** Begin DATA IN THIS EXERCISE **

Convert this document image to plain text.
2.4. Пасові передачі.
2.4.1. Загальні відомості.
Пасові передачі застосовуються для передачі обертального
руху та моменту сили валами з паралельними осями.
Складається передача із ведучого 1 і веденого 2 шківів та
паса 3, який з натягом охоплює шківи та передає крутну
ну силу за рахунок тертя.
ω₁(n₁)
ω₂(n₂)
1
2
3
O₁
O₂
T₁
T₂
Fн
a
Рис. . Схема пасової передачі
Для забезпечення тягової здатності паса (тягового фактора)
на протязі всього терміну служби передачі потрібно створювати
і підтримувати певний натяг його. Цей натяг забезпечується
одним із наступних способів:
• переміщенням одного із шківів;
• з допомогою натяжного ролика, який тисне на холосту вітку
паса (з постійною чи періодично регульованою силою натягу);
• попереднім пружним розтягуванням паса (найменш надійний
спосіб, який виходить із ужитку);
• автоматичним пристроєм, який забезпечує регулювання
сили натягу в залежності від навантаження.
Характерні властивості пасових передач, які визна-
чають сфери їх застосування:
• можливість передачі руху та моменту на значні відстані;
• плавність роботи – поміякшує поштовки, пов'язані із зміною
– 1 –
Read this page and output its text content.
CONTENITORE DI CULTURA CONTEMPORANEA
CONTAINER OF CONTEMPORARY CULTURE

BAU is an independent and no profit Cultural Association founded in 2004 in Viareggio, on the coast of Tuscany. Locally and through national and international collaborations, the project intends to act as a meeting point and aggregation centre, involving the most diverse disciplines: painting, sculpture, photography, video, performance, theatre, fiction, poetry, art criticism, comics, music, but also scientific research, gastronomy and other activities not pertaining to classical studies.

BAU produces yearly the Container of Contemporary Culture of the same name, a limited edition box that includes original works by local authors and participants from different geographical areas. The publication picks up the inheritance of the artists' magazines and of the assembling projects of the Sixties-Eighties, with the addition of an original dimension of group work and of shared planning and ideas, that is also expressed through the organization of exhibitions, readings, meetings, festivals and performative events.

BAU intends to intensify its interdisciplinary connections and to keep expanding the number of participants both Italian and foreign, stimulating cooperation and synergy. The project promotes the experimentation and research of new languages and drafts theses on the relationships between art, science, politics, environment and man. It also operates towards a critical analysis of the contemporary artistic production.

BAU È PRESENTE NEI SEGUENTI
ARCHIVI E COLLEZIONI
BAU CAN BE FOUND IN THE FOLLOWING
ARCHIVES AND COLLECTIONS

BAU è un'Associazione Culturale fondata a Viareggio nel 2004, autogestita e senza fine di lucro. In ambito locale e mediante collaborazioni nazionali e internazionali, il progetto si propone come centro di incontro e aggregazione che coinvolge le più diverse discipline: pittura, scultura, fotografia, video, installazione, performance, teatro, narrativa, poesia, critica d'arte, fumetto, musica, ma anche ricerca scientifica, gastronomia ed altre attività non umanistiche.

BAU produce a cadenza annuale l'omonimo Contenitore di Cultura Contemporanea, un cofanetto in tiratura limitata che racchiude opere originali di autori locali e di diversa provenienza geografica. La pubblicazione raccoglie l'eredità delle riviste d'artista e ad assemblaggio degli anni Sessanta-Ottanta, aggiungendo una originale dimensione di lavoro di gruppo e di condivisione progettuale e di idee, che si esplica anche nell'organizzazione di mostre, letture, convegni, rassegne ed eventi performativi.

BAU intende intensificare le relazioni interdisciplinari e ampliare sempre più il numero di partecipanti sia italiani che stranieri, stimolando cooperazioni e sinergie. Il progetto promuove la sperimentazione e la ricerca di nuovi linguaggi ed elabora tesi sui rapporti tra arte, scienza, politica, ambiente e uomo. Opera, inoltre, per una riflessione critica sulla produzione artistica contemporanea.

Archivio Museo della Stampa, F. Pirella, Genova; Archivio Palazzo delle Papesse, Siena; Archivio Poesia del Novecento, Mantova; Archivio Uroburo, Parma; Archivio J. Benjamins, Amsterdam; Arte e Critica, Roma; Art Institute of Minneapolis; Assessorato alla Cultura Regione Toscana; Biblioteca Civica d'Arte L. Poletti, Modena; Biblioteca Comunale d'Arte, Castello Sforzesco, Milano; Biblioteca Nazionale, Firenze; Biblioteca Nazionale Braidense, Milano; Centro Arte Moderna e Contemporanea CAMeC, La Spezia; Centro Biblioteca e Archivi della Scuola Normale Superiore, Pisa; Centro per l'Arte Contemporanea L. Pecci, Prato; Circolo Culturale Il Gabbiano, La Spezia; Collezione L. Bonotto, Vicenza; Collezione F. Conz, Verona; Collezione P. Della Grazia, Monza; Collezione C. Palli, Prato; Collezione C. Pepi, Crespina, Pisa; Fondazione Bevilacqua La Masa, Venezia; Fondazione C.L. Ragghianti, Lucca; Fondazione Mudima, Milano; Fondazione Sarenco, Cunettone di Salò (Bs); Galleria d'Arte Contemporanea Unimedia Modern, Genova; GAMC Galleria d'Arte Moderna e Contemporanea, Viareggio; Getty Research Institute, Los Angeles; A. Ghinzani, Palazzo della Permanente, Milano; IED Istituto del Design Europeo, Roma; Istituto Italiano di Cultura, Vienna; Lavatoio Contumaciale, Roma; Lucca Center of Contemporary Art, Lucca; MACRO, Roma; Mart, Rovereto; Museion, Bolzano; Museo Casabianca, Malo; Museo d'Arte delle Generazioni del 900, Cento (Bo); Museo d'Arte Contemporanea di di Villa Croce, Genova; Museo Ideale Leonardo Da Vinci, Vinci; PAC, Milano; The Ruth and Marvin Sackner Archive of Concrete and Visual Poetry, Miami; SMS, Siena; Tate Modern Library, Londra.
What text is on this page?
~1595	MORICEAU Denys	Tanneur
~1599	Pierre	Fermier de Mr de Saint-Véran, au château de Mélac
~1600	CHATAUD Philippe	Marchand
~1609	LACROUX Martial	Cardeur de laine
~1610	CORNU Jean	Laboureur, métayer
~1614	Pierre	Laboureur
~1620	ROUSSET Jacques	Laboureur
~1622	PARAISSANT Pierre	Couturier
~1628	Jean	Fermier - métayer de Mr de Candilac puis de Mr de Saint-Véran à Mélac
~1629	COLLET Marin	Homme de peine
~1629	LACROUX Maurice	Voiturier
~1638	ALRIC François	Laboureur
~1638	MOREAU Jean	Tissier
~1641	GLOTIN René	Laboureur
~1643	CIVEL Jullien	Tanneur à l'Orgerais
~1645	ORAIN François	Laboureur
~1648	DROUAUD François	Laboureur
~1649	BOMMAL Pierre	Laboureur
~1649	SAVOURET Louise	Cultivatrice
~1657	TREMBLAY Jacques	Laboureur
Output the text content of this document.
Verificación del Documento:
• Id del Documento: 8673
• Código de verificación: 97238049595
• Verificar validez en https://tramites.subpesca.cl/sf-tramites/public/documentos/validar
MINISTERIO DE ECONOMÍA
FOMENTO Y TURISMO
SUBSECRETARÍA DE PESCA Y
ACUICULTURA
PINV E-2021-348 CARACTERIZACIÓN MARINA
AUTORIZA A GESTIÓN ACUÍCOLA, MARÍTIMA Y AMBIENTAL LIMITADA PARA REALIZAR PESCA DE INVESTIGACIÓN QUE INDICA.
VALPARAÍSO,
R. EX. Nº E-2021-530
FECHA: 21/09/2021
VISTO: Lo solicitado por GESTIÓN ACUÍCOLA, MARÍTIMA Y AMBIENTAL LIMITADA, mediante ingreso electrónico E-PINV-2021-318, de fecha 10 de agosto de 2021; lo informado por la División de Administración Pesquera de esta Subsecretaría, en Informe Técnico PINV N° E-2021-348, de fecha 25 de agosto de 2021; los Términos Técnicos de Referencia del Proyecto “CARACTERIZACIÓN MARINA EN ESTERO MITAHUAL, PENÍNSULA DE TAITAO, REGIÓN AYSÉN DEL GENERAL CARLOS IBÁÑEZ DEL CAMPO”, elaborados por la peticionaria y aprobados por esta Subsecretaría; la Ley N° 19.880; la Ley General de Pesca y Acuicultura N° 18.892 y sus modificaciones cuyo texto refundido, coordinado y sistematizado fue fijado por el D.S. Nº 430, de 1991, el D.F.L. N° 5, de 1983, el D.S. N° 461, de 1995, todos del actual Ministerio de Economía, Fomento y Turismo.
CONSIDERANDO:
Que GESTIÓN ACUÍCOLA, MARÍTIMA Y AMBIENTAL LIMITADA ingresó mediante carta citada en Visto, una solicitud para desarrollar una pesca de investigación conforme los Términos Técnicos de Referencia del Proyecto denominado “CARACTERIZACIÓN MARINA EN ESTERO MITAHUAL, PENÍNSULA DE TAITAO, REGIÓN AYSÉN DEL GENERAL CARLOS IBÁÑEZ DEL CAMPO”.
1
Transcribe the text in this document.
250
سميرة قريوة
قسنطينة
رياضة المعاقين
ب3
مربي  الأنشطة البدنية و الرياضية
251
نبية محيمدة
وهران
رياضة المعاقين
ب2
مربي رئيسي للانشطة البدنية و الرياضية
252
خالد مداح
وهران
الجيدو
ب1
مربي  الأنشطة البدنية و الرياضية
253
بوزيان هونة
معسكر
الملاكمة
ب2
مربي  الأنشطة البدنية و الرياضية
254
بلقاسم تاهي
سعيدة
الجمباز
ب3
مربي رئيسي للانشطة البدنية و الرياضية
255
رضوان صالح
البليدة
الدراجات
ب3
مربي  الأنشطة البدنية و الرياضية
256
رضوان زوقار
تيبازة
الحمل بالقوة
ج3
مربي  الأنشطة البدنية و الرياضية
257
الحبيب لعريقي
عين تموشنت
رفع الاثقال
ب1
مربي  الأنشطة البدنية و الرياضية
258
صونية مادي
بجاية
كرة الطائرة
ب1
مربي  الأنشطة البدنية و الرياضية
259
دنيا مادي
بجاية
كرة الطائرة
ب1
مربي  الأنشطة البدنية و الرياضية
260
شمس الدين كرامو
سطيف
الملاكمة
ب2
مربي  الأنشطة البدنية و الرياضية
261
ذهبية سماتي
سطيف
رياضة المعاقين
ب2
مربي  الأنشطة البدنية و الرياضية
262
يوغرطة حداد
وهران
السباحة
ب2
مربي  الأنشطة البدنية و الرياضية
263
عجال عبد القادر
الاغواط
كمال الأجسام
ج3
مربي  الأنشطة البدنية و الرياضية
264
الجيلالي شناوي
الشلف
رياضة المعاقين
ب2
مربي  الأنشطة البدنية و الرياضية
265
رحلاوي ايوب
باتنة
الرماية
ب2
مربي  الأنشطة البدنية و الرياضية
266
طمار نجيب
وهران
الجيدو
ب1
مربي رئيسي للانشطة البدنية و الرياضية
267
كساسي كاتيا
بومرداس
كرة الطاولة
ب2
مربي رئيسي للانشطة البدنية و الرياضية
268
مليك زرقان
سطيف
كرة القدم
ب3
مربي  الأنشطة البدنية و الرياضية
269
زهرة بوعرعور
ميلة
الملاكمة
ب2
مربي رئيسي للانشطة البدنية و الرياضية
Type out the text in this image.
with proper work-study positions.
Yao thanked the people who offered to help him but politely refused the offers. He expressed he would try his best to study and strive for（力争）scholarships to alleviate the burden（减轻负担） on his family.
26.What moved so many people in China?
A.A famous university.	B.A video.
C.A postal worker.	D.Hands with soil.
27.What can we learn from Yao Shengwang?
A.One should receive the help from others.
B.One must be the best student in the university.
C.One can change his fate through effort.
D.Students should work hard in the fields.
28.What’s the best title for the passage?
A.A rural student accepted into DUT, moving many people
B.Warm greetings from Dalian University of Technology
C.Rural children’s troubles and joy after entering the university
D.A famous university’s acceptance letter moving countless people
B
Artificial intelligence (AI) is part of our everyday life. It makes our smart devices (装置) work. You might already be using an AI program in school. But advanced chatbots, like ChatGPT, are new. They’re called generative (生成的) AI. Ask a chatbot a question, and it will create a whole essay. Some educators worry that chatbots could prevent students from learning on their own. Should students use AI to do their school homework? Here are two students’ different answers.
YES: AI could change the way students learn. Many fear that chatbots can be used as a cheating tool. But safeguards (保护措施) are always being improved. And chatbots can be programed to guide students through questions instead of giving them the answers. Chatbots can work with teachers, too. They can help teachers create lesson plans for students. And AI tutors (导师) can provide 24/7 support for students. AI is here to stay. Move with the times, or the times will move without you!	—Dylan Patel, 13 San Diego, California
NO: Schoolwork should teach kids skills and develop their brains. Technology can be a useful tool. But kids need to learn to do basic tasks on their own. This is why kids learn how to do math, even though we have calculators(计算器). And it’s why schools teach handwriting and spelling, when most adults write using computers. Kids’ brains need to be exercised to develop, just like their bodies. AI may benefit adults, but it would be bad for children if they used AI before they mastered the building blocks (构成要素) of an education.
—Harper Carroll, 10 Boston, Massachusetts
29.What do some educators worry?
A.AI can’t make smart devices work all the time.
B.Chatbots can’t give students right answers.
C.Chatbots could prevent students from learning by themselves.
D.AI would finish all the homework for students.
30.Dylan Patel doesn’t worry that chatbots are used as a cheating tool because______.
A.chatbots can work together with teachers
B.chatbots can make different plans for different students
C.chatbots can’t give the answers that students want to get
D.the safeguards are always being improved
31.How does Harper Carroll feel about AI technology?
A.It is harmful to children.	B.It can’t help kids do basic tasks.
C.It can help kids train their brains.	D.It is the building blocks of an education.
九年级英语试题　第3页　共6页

** End DATA IN THIS EXERCISE **

Search the records above for "сили". Copy each line where it is found.

TASK RESULT:
руху та моменту сили валами з паралельними осями.
сили натягу в залежності від навантаження.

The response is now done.